__Exercise brief__. Collect all lines from the listing that include the string "annotation".
--- Begin Supplied material ---
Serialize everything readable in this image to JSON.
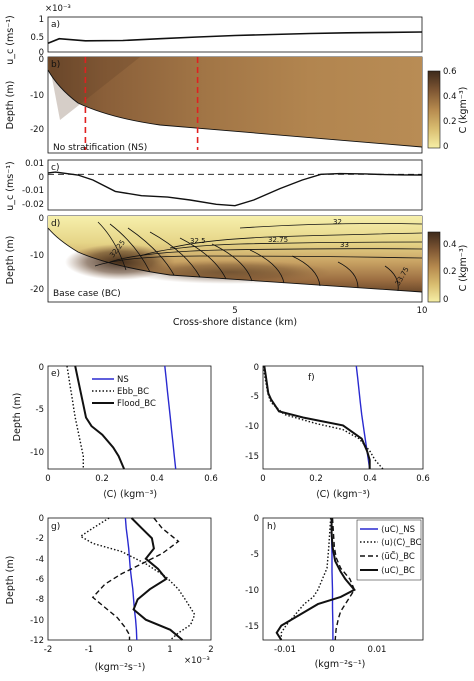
{
  "chart_data": [
    {
      "id": "a",
      "type": "line",
      "panel_label": "a)",
      "ylabel": "u_c (ms⁻¹)",
      "exponent_label": "×10⁻³",
      "yticks": [
        "1",
        "0.5",
        "0"
      ],
      "ylim": [
        0,
        1.0
      ],
      "xlim": [
        0,
        10
      ],
      "x": [
        0,
        0.3,
        1,
        2,
        3,
        4,
        5,
        6,
        7,
        8,
        9,
        10
      ],
      "y": [
        0.25,
        0.38,
        0.32,
        0.33,
        0.38,
        0.43,
        0.47,
        0.5,
        0.53,
        0.55,
        0.56,
        0.57
      ]
    },
    {
      "id": "b",
      "type": "heatmap",
      "panel_label": "b)",
      "ylabel": "Depth (m)",
      "yticks": [
        "0",
        "-10",
        "-20"
      ],
      "annotation": "No stratification (NS)",
      "colorbar_label": "C (kgm⁻³)",
      "colorbar_ticks": [
        "0.6",
        "0.4",
        "0.2",
        "0"
      ],
      "dashed_lines_x": [
        1.0,
        4.0
      ]
    },
    {
      "id": "c",
      "type": "line",
      "panel_label": "c)",
      "ylabel": "u_c (ms⁻¹)",
      "yticks": [
        "0.01",
        "0",
        "-0.01",
        "-0.02"
      ],
      "ylim": [
        -0.025,
        0.01
      ],
      "xlim": [
        0,
        10
      ],
      "x": [
        0,
        0.2,
        0.5,
        0.8,
        1.2,
        1.8,
        2.5,
        3.2,
        3.8,
        4.5,
        5.0,
        5.5,
        6.2,
        6.8,
        7.3,
        7.8,
        8.5,
        9.0,
        9.5,
        10
      ],
      "y": [
        0.001,
        0.0015,
        0.0005,
        -0.0005,
        -0.004,
        -0.012,
        -0.015,
        -0.016,
        -0.018,
        -0.021,
        -0.022,
        -0.018,
        -0.01,
        -0.004,
        0.0,
        0.0005,
        0.0003,
        -0.0002,
        -0.0004,
        -0.0005
      ]
    },
    {
      "id": "d",
      "type": "heatmap",
      "panel_label": "d)",
      "ylabel": "Depth (m)",
      "xlabel": "Cross-shore distance (km)",
      "xticks": [
        "5",
        "10"
      ],
      "yticks": [
        "0",
        "-10",
        "-20"
      ],
      "annotation": "Base case (BC)",
      "colorbar_label": "C (kgm⁻³)",
      "colorbar_ticks": [
        "0.4",
        "0.2",
        "0"
      ],
      "contour_labels": [
        "32",
        "32.5",
        "32.75",
        "33",
        "32.25",
        "33.75"
      ]
    },
    {
      "id": "e",
      "type": "line",
      "panel_label": "e)",
      "xlabel": "⟨C⟩ (kgm⁻³)",
      "ylabel": "Depth (m)",
      "xlim": [
        0,
        0.6
      ],
      "ylim": [
        -12,
        0
      ],
      "xticks": [
        "0",
        "0.2",
        "0.4",
        "0.6"
      ],
      "yticks": [
        "0",
        "-5",
        "-10"
      ],
      "series": [
        {
          "name": "NS",
          "style": "solid",
          "color": "#2a2ad0",
          "x": [
            0.43,
            0.435,
            0.44,
            0.445,
            0.45,
            0.455,
            0.46,
            0.465,
            0.47
          ],
          "y": [
            0,
            -1.5,
            -3,
            -4.5,
            -6,
            -7.5,
            -9,
            -10.5,
            -12
          ]
        },
        {
          "name": "Ebb_BC",
          "style": "dotted",
          "color": "#111111",
          "x": [
            0.07,
            0.075,
            0.08,
            0.085,
            0.09,
            0.095,
            0.1,
            0.11,
            0.12,
            0.13,
            0.13
          ],
          "y": [
            0,
            -1,
            -2,
            -3,
            -4,
            -5,
            -6,
            -7.5,
            -9,
            -10.5,
            -12
          ]
        },
        {
          "name": "Flood_BC",
          "style": "solid-thick",
          "color": "#111111",
          "x": [
            0.1,
            0.11,
            0.12,
            0.13,
            0.14,
            0.16,
            0.2,
            0.24,
            0.26,
            0.28
          ],
          "y": [
            0,
            -1.5,
            -3,
            -4.5,
            -6,
            -7,
            -8,
            -9.5,
            -10.5,
            -12
          ]
        }
      ]
    },
    {
      "id": "f",
      "type": "line",
      "panel_label": "f)",
      "xlabel": "⟨C⟩ (kgm⁻³)",
      "xlim": [
        0,
        0.6
      ],
      "ylim": [
        -17,
        0
      ],
      "xticks": [
        "0",
        "0.2",
        "0.4",
        "0.6"
      ],
      "yticks": [
        "0",
        "-5",
        "-10",
        "-15"
      ],
      "series": [
        {
          "name": "NS",
          "style": "solid",
          "color": "#2a2ad0",
          "x": [
            0.35,
            0.355,
            0.36,
            0.365,
            0.37,
            0.38,
            0.39,
            0.4
          ],
          "y": [
            0,
            -2,
            -4,
            -6,
            -8,
            -11,
            -14,
            -17
          ]
        },
        {
          "name": "Ebb_BC",
          "style": "dotted",
          "color": "#111111",
          "x": [
            0.002,
            0.006,
            0.012,
            0.018,
            0.03,
            0.08,
            0.2,
            0.3,
            0.36,
            0.4,
            0.42,
            0.45
          ],
          "y": [
            0,
            -1.5,
            -3,
            -4.5,
            -6,
            -8,
            -9.5,
            -10.5,
            -12,
            -14,
            -15.5,
            -17
          ]
        },
        {
          "name": "Flood_BC",
          "style": "solid-thick",
          "color": "#111111",
          "x": [
            0.005,
            0.01,
            0.015,
            0.02,
            0.03,
            0.06,
            0.15,
            0.3,
            0.37,
            0.39,
            0.4,
            0.4
          ],
          "y": [
            0,
            -1.5,
            -3,
            -4.5,
            -5.5,
            -7.5,
            -8.5,
            -9.8,
            -12,
            -14,
            -15.5,
            -17
          ]
        }
      ]
    },
    {
      "id": "g",
      "type": "line",
      "panel_label": "g)",
      "xlabel": "(kgm⁻²s⁻¹)",
      "ylabel": "Depth (m)",
      "exponent_label": "×10⁻³",
      "xlim": [
        -2,
        2
      ],
      "ylim": [
        -12,
        0
      ],
      "xticks": [
        "-2",
        "-1",
        "0",
        "1",
        "2"
      ],
      "yticks": [
        "0",
        "-2",
        "-4",
        "-6",
        "-8",
        "-10",
        "-12"
      ],
      "series": [
        {
          "name": "⟨uC⟩_NS",
          "style": "solid",
          "color": "#2a2ad0",
          "x": [
            -0.1,
            -0.08,
            -0.05,
            -0.02,
            0.0,
            0.02,
            0.05,
            0.08,
            0.1,
            0.12,
            0.15,
            0.17,
            0.18
          ],
          "y": [
            0,
            -1,
            -2,
            -3,
            -4,
            -5,
            -6,
            -7,
            -8,
            -9,
            -10,
            -11,
            -12
          ]
        },
        {
          "name": "⟨u⟩⟨C⟩_BC",
          "style": "dotted",
          "color": "#111111",
          "x": [
            -0.5,
            -0.9,
            -1.2,
            -0.9,
            -0.2,
            0.4,
            0.9,
            1.2,
            1.4,
            1.6,
            1.5,
            1.2,
            1.0
          ],
          "y": [
            0,
            -1,
            -1.8,
            -2.5,
            -3.3,
            -4.5,
            -5.8,
            -7,
            -8.2,
            -9.5,
            -10.5,
            -11.3,
            -12
          ]
        },
        {
          "name": "⟨ũC̃⟩_BC",
          "style": "dashed",
          "color": "#111111",
          "x": [
            0.6,
            0.8,
            1.2,
            0.8,
            0.3,
            -0.2,
            -0.6,
            -0.9,
            -0.6,
            -0.3,
            -0.1,
            0.0,
            0.0
          ],
          "y": [
            0,
            -1,
            -2.3,
            -3.5,
            -4.5,
            -5.5,
            -6.5,
            -7.8,
            -8.8,
            -9.8,
            -10.8,
            -11.5,
            -12
          ]
        },
        {
          "name": "⟨uC⟩_BC",
          "style": "solid-thick",
          "color": "#111111",
          "x": [
            0.05,
            0.3,
            0.55,
            0.6,
            0.4,
            0.7,
            0.9,
            0.5,
            0.2,
            0.1,
            0.4,
            1.0,
            1.3
          ],
          "y": [
            0,
            -1,
            -2,
            -3,
            -4,
            -5,
            -6,
            -7,
            -8,
            -9,
            -10,
            -11,
            -12
          ]
        }
      ]
    },
    {
      "id": "h",
      "type": "line",
      "panel_label": "h)",
      "xlabel": "(kgm⁻²s⁻¹)",
      "xlim": [
        -0.015,
        0.02
      ],
      "ylim": [
        -17,
        0
      ],
      "xticks": [
        "-0.01",
        "0",
        "0.01"
      ],
      "yticks": [
        "0",
        "-5",
        "-10",
        "-15"
      ],
      "legend": {
        "position": "top-right",
        "entries": [
          "⟨uC⟩_NS",
          "⟨u⟩⟨C⟩_BC",
          "⟨ũC̃⟩_BC",
          "⟨uC⟩_BC"
        ]
      },
      "series": [
        {
          "name": "⟨uC⟩_NS",
          "style": "solid",
          "color": "#2a2ad0",
          "x": [
            0.0,
            0.0,
            0.0001,
            0.0001,
            0.0002,
            0.0002,
            0.0003,
            0.0003
          ],
          "y": [
            0,
            -2.5,
            -5,
            -7.5,
            -10,
            -12.5,
            -15,
            -17
          ]
        },
        {
          "name": "⟨u⟩⟨C⟩_BC",
          "style": "dotted",
          "color": "#111111",
          "x": [
            -0.0002,
            -0.0004,
            -0.0006,
            -0.0008,
            -0.001,
            -0.002,
            -0.003,
            -0.004,
            -0.006,
            -0.008,
            -0.01,
            -0.011,
            -0.011
          ],
          "y": [
            0,
            -2,
            -4,
            -5.5,
            -7,
            -8.5,
            -10,
            -11,
            -12,
            -13.5,
            -15,
            -16,
            -17
          ]
        },
        {
          "name": "⟨ũC̃⟩_BC",
          "style": "dashed",
          "color": "#111111",
          "x": [
            0.0002,
            0.0004,
            0.0006,
            0.001,
            0.002,
            0.004,
            0.005,
            0.004,
            0.003,
            0.002,
            0.0015,
            0.001,
            0.0008
          ],
          "y": [
            0,
            -2,
            -4,
            -5.5,
            -7,
            -8.5,
            -10,
            -11,
            -12,
            -13,
            -14,
            -15.5,
            -17
          ]
        },
        {
          "name": "⟨uC⟩_BC",
          "style": "solid-thick",
          "color": "#111111",
          "x": [
            0.0,
            0.0,
            0.0002,
            0.0008,
            0.002,
            0.003,
            0.005,
            0.002,
            -0.003,
            -0.007,
            -0.011,
            -0.012,
            -0.011
          ],
          "y": [
            0,
            -2,
            -4,
            -6,
            -7.5,
            -8.5,
            -10,
            -11,
            -12,
            -13.5,
            -15,
            -16,
            -17
          ]
        }
      ]
    }
  ]
}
--- End Supplied material ---
__Expected output__.
      "annotation": "No stratification (NS)",
      "annotation": "Base case (BC)",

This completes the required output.